§ **Provided material**:
□ □ □ □ □

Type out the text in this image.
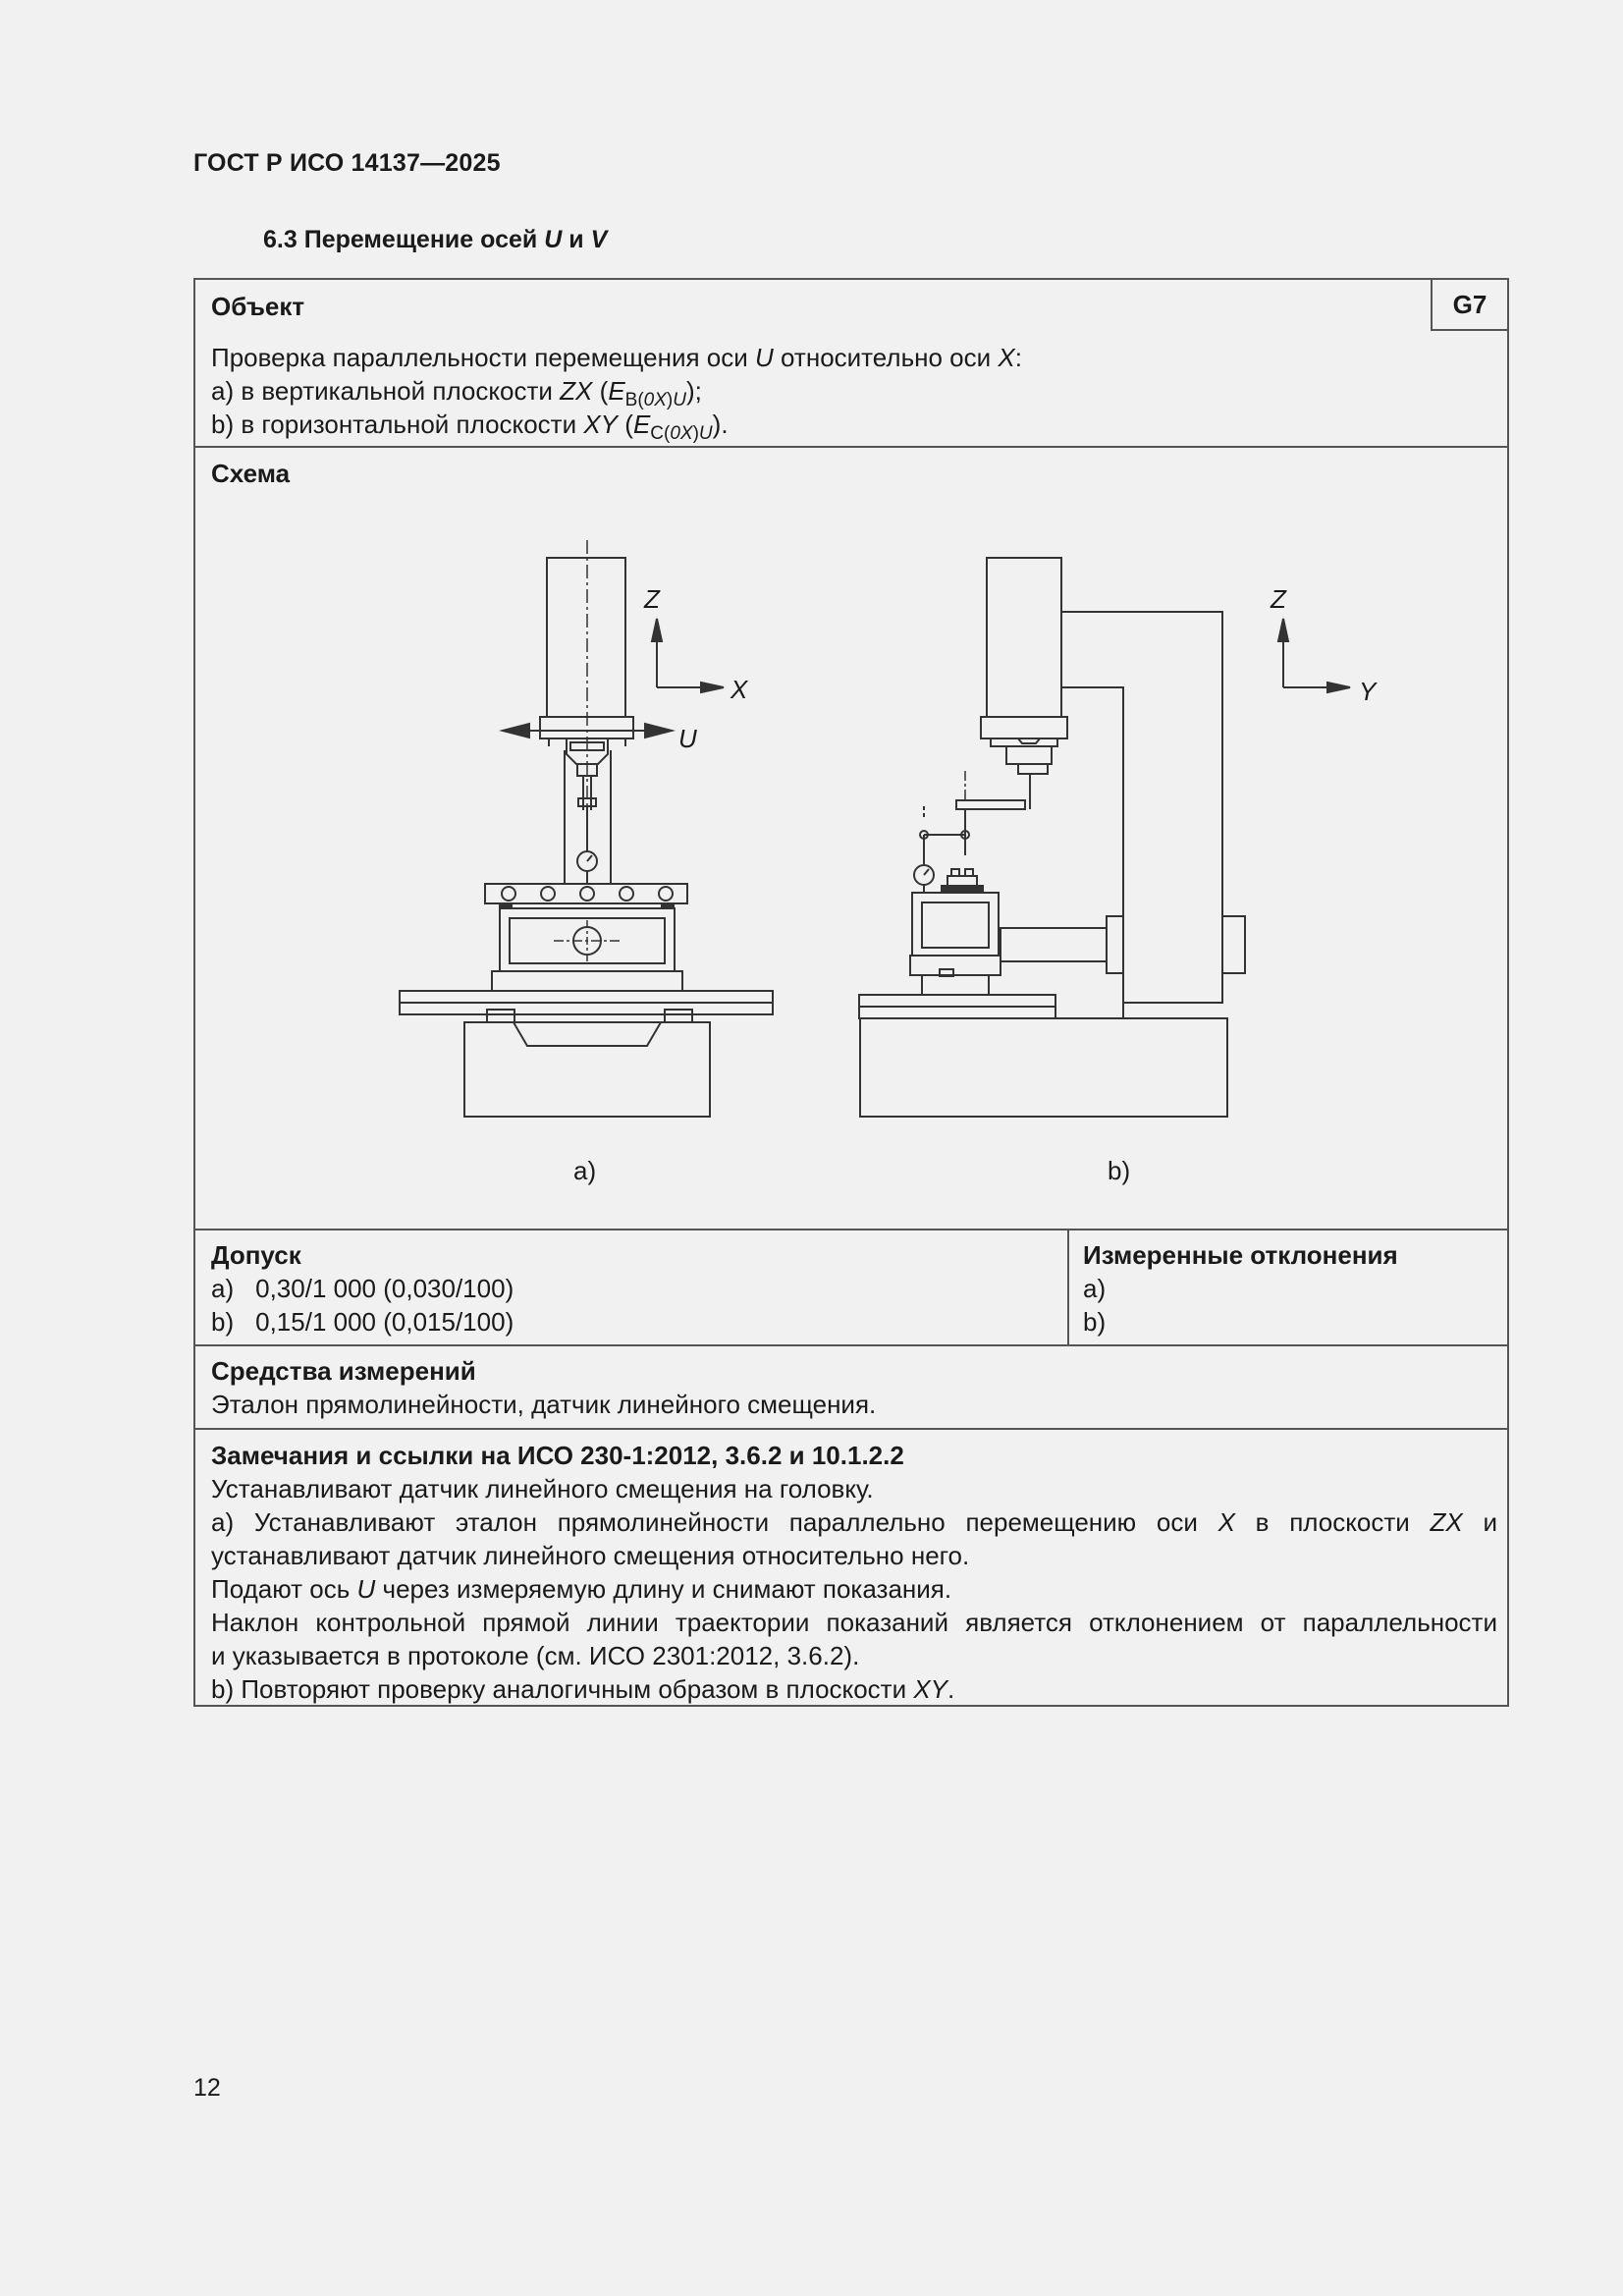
ГОСТ Р ИСО 14137—2025
6.3 Перемещение осей U и V
Объект	G7
Проверка параллельности перемещения оси U относительно оси X:
a) в вертикальной плоскости ZX $(E_{B(0X)U})$;
b) в горизонтальной плоскости XY $(E_{C(0X)U})$.
Схема
Z
X
U
a)
Z
Y
b)
Допуск
a) 0,30/1 000 (0,030/100)
b) 0,15/1 000 (0,015/100)
Измеренные отклонения
a)
b)
Средства измерений
Эталон прямолинейности, датчик линейного смещения.
Замечания и ссылки на ИСО 230-1:2012, 3.6.2 и 10.1.2.2
Устанавливают датчик линейного смещения на головку.
a) Устанавливают эталон прямолинейности параллельно перемещению оси X в плоскости ZX и
устанавливают датчик линейного смещения относительно него.
Подают ось U через измеряемую длину и снимают показания.
Наклон контрольной прямой линии траектории показаний является отклонением от параллельности
и указывается в протоколе (см. ИСО 2301:2012, 3.6.2).
b) Повторяют проверку аналогичным образом в плоскости XY.
12
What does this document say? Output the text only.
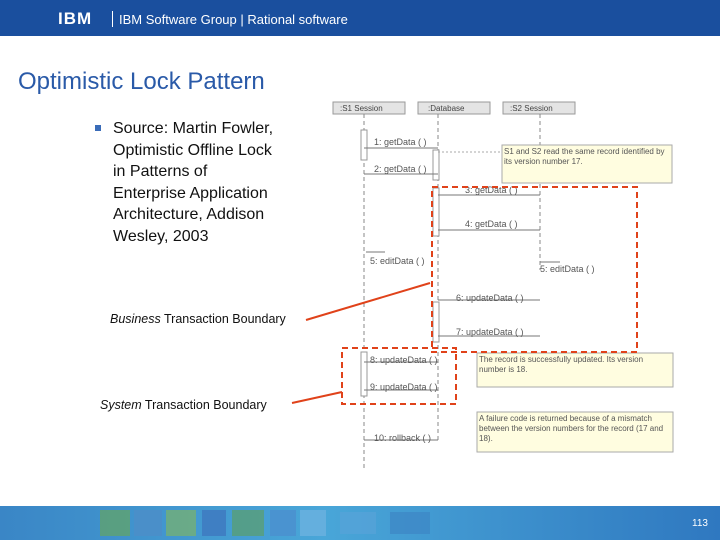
IBM IBM Software Group | Rational software
Optimistic Lock Pattern
Source: Martin Fowler,
Optimistic Offline Lock
in Patterns of
Enterprise Application
Architecture, Addison
Wesley, 2003
Business Transaction Boundary
System Transaction Boundary
:S1 Session	:Database	:S2 Session
1: getData ( )
2: getData ( )
3: getData ( )
4: getData ( )
5: editData ( )
5: editData ( )
6: updateData ( )
7: updateData ( )
8: updateData ( )
9: updateData ( )
10: rollback ( )
S1 and S2 read the same record identified by its version number 17.
The record is successfully updated. Its version number is 18.
A failure code is returned because of a mismatch between the version numbers for the record (17 and 18).
113
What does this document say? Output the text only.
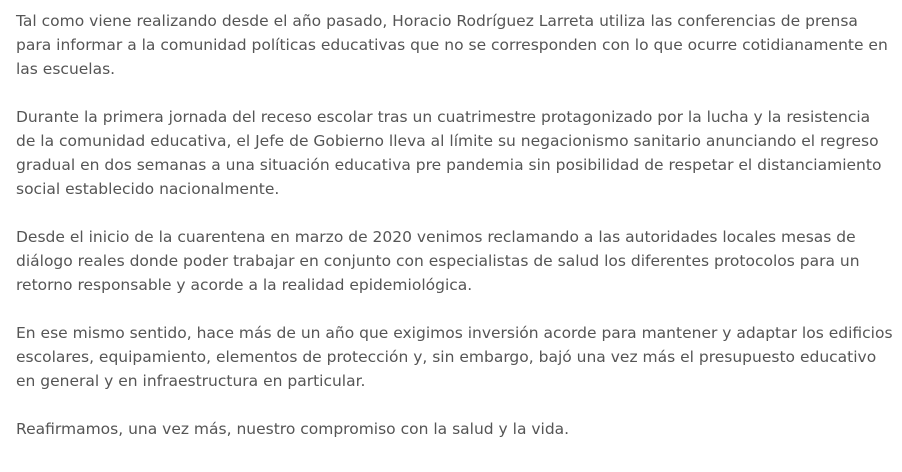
Tal como viene realizando desde el año pasado, Horacio Rodríguez Larreta utiliza las conferencias de prensa para informar a la comunidad políticas educativas que no se corresponden con lo que ocurre cotidianamente en las escuelas.

Durante la primera jornada del receso escolar tras un cuatrimestre protagonizado por la lucha y la resistencia de la comunidad educativa, el Jefe de Gobierno lleva al límite su negacionismo sanitario anunciando el regreso gradual en dos semanas a una situación educativa pre pandemia sin posibilidad de respetar el distanciamiento social establecido nacionalmente.

Desde el inicio de la cuarentena en marzo de 2020 venimos reclamando a las autoridades locales mesas de diálogo reales donde poder trabajar en conjunto con especialistas de salud los diferentes protocolos para un retorno responsable y acorde a la realidad epidemiológica.

En ese mismo sentido, hace más de un año que exigimos inversión acorde para mantener y adaptar los edificios escolares, equipamiento, elementos de protección y, sin embargo, bajó una vez más el presupuesto educativo en general y en infraestructura en particular.

Reafirmamos, una vez más, nuestro compromiso con la salud y la vida.
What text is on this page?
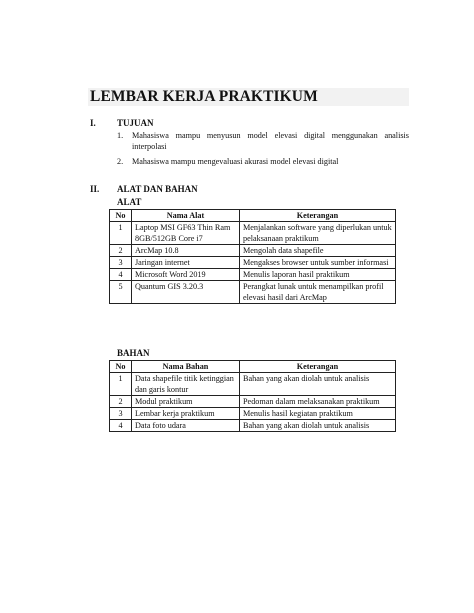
LEMBAR KERJA PRAKTIKUM
I. TUJUAN
1. Mahasiswa mampu menyusun model elevasi digital menggunakan analisis interpolasi
2. Mahasiswa mampu mengevaluasi akurasi model elevasi digital
II. ALAT DAN BAHAN
ALAT
No	Nama Alat	Keterangan
1	Laptop MSI GF63 Thin Ram 8GB/512GB Core i7	Menjalankan software yang diperlukan untuk pelaksanaan praktikum
2	ArcMap 10.8	Mengolah data shapefile
3	Jaringan internet	Mengakses browser untuk sumber informasi
4	Microsoft Word 2019	Menulis laporan hasil praktikum
5	Quantum GIS 3.20.3	Perangkat lunak untuk menampilkan profil elevasi hasil dari ArcMap
BAHAN
No	Nama Bahan	Keterangan
1	Data shapefile titik ketinggian dan garis kontur	Bahan yang akan diolah untuk analisis
2	Modul praktikum	Pedoman dalam melaksanakan praktikum
3	Lembar kerja praktikum	Menulis hasil kegiatan praktikum
4	Data foto udara	Bahan yang akan diolah untuk analisis
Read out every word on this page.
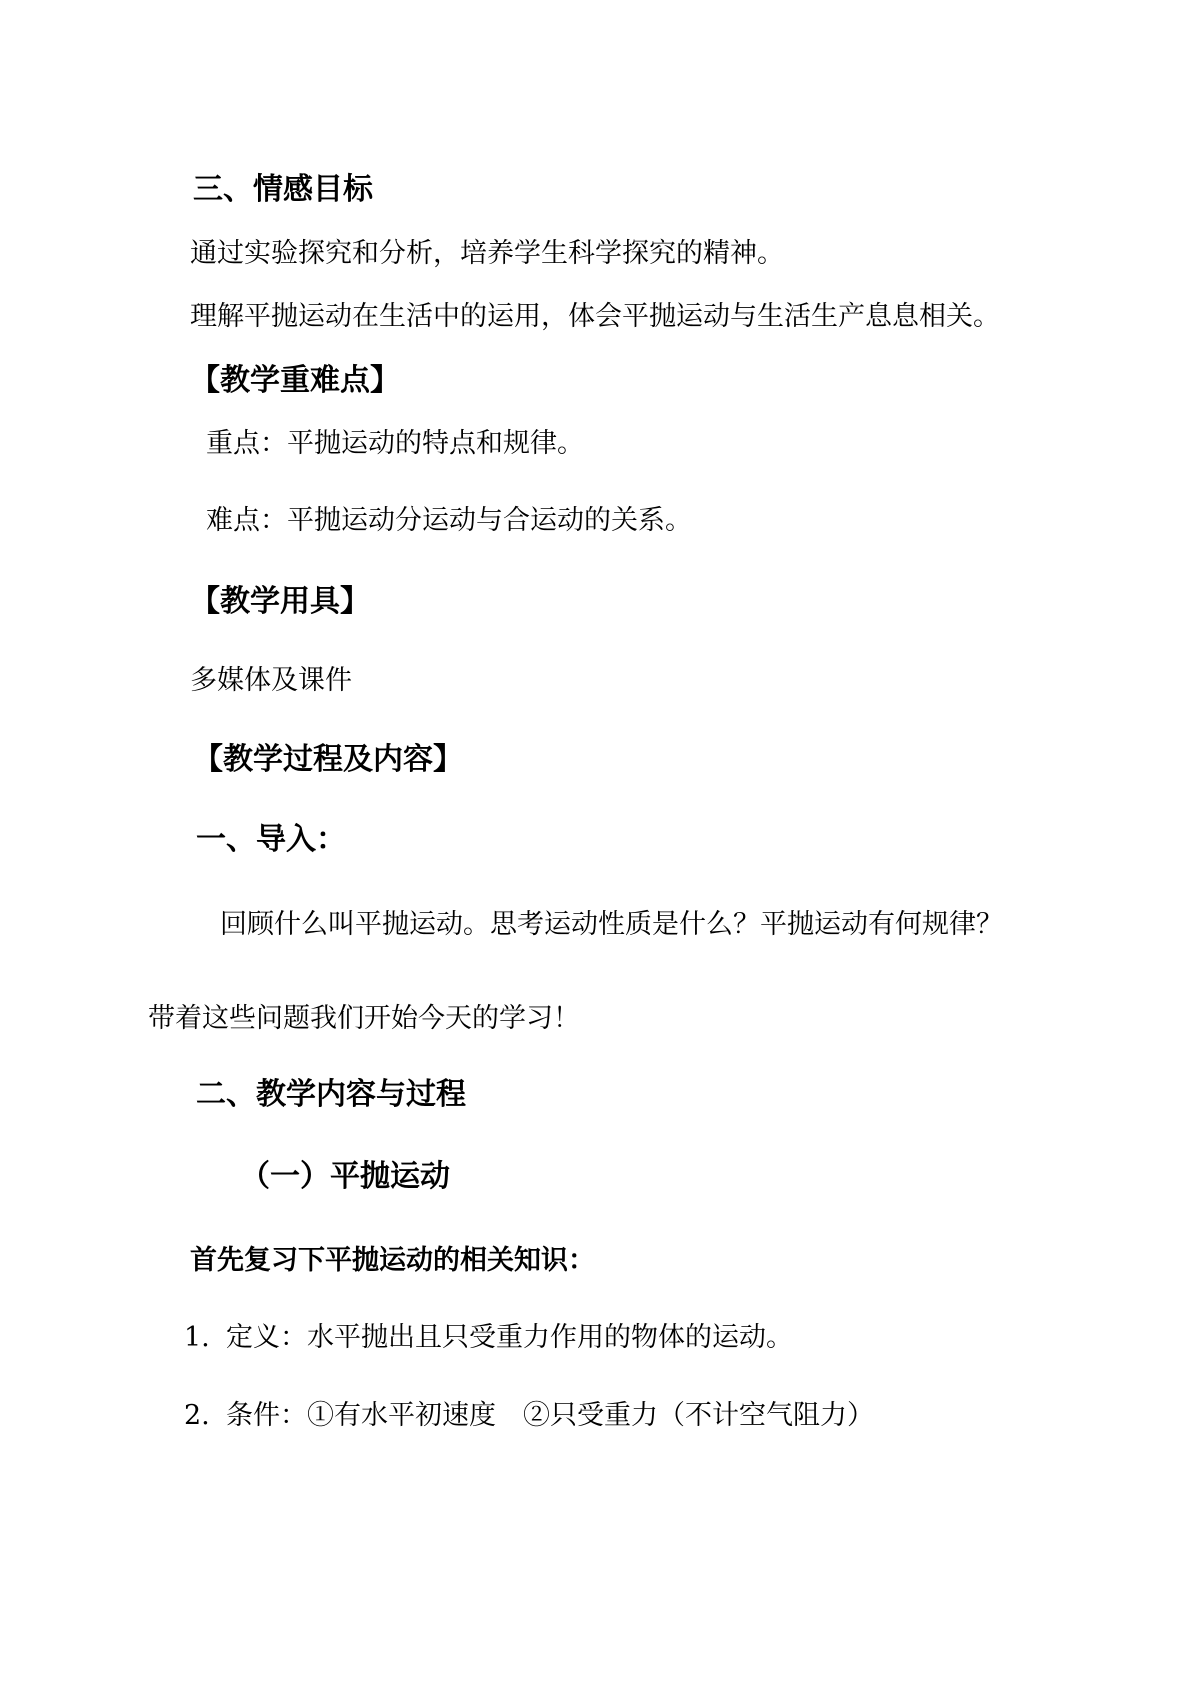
三、情感目标
通过实验探究和分析，培养学生科学探究的精神。
理解平抛运动在生活中的运用，体会平抛运动与生活生产息息相关。
【教学重难点】
重点：平抛运动的特点和规律。
难点：平抛运动分运动与合运动的关系。
【教学用具】
多媒体及课件
【教学过程及内容】
一、导入：
回顾什么叫平抛运动。思考运动性质是什么？平抛运动有何规律？
带着这些问题我们开始今天的学习！
二、教学内容与过程
（一）平抛运动
首先复习下平抛运动的相关知识：
1. 定义：水平抛出且只受重力作用的物体的运动。
2. 条件：①有水平初速度　②只受重力（不计空气阻力）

□ □ □ □ □

§ **What is needed**: Copy, from the material above, each line in which the string "updateData" occurs.

§ **Answer to this exercise**:
6: updateData ( )
7: updateData ( )
8: updateData ( )
9: updateData ( )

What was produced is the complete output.